> [GIVEN TASK] Tally every line of the listing where the string "Silvan" is found, and state the total alone.
── ENTRIES SUPPLIED ──
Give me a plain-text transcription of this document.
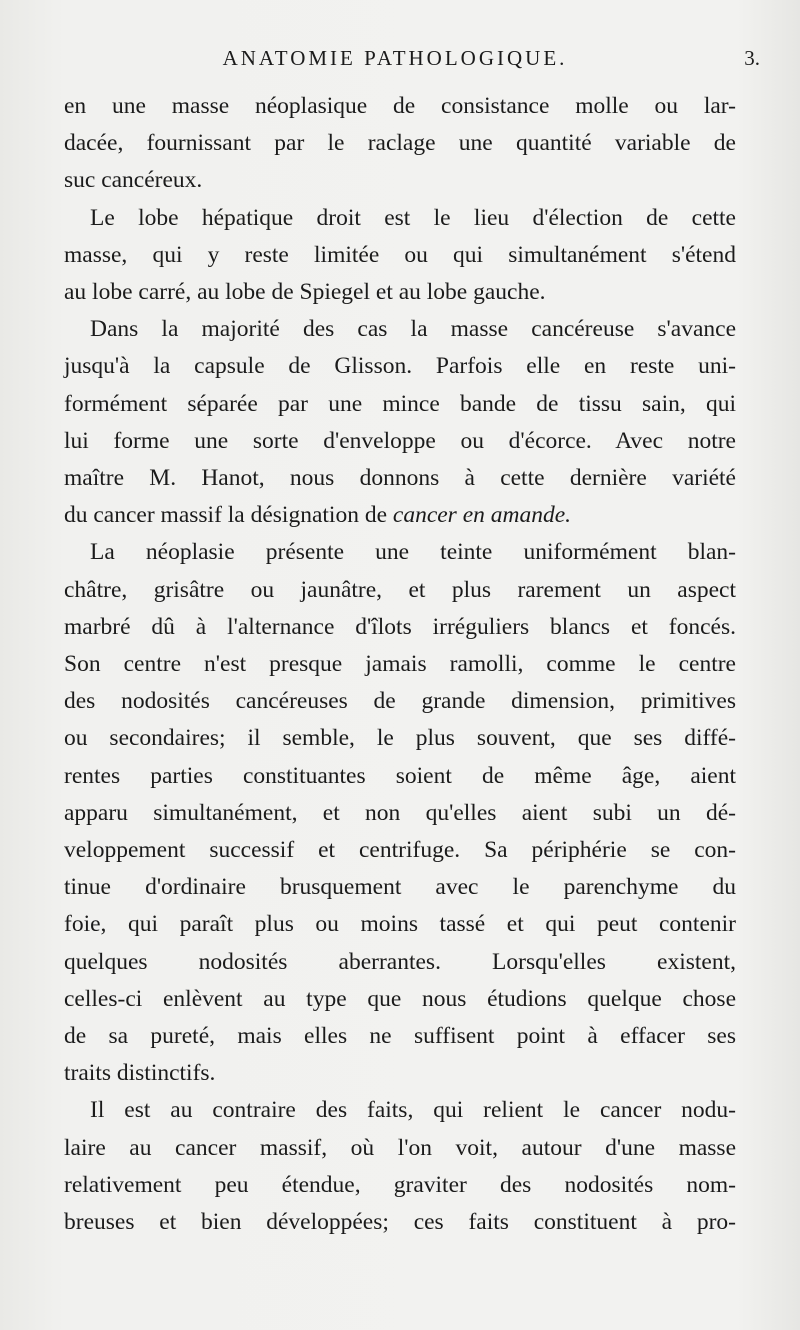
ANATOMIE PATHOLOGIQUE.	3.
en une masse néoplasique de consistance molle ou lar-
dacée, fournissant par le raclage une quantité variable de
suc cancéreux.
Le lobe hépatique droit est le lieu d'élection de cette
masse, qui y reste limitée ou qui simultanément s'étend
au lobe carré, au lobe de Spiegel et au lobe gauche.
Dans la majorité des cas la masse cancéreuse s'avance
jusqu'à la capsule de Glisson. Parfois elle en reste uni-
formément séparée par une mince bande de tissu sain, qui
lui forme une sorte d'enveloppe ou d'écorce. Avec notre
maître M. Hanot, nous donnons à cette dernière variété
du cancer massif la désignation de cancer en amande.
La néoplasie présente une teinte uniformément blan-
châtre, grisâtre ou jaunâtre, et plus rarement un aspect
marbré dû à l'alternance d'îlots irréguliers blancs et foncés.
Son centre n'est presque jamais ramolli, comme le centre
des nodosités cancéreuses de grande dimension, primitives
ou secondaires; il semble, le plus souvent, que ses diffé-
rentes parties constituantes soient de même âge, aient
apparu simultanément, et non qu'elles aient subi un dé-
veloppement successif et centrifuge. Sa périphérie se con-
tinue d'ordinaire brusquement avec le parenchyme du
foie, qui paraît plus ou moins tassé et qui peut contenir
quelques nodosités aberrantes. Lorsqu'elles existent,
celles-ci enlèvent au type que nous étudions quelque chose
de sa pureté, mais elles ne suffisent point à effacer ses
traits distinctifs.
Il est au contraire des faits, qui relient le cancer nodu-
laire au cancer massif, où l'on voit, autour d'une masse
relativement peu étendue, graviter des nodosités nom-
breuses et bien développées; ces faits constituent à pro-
───
── ENTRIES SUPPLIED ──
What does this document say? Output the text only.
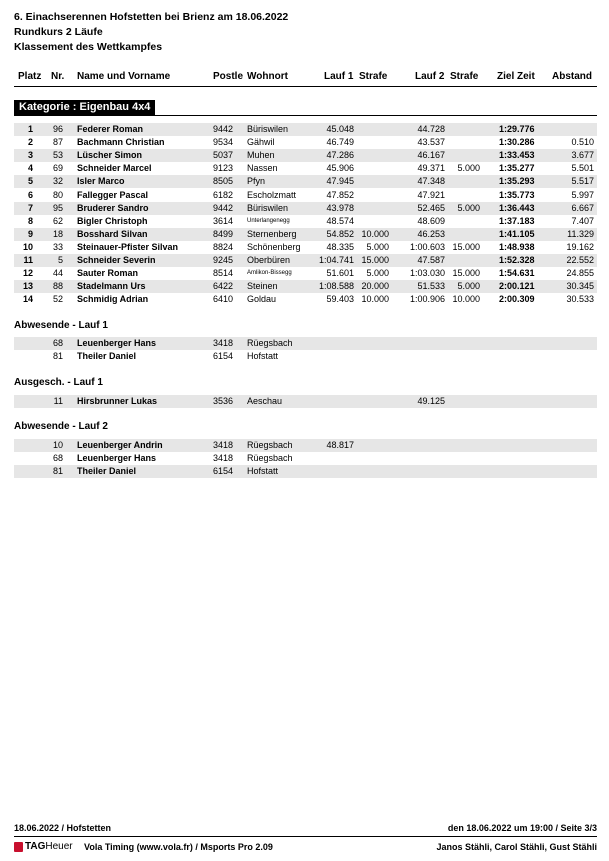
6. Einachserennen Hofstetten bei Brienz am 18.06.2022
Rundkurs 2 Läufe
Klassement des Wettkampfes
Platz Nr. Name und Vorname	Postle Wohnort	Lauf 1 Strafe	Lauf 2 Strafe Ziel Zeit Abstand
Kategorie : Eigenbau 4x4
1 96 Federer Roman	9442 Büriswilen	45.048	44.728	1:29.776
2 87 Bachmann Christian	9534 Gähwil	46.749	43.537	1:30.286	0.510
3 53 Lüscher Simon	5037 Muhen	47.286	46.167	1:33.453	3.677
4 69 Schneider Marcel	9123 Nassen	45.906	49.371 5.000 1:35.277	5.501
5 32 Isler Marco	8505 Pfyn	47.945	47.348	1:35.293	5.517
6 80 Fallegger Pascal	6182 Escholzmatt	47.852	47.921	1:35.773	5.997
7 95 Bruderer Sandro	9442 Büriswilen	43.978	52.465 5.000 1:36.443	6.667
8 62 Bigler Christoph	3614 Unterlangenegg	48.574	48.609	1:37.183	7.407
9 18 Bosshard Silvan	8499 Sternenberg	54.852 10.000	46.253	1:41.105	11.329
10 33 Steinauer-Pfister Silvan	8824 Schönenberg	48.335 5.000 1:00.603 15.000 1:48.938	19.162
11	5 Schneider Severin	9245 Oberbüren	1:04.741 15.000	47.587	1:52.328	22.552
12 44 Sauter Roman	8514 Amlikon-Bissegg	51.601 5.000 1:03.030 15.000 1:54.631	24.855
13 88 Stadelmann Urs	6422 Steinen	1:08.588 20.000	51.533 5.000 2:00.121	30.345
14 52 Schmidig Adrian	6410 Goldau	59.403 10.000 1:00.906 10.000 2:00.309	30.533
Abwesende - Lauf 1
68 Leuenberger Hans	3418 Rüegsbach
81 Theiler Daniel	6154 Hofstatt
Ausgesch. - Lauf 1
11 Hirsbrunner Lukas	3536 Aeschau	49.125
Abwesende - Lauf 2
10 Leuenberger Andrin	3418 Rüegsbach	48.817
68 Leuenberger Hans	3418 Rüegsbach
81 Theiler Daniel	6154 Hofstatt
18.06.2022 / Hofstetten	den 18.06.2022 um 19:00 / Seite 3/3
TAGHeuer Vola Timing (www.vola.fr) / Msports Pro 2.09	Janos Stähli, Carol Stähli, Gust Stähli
───
> [THE REPLY] 2